Your instructions: Go through the entries below and pick out every line with "this".

Stored records:
☆ ☆ ☆ ☆ ☆

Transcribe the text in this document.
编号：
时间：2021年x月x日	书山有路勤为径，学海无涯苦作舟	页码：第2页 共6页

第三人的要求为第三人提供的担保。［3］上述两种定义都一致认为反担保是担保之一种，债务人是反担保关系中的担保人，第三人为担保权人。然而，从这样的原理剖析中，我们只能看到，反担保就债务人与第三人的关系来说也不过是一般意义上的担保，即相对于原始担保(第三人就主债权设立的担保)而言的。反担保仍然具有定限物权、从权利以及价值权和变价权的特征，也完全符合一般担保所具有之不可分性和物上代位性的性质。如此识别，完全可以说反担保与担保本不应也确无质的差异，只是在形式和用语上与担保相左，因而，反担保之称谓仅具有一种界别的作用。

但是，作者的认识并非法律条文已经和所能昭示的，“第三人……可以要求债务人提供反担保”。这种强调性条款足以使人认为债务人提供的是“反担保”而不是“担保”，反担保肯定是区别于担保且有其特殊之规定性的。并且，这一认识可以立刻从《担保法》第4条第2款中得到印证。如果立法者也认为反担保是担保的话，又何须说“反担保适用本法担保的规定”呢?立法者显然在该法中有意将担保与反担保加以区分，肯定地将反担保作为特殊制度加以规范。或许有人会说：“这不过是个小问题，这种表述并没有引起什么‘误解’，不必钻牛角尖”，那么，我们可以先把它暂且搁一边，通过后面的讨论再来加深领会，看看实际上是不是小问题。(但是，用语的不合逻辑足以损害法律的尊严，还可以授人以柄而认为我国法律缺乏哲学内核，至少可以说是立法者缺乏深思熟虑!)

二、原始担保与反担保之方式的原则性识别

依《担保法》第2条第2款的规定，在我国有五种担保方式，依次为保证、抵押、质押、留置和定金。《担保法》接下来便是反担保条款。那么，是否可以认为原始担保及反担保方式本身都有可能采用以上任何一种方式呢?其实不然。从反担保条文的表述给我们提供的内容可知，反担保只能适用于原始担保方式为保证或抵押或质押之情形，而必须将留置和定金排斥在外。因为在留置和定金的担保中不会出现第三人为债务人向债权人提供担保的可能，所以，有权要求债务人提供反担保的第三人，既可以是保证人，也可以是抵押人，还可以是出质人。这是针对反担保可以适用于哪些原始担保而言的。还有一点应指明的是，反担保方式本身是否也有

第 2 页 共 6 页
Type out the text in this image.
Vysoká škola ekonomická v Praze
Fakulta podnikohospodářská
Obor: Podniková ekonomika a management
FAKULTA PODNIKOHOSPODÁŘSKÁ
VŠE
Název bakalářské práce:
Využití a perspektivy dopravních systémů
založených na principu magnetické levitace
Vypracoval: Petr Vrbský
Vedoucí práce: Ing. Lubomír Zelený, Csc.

☆ ☆ ☆ ☆ ☆

Correct response:
Transcribe the text in this document.
Type out the text in this image.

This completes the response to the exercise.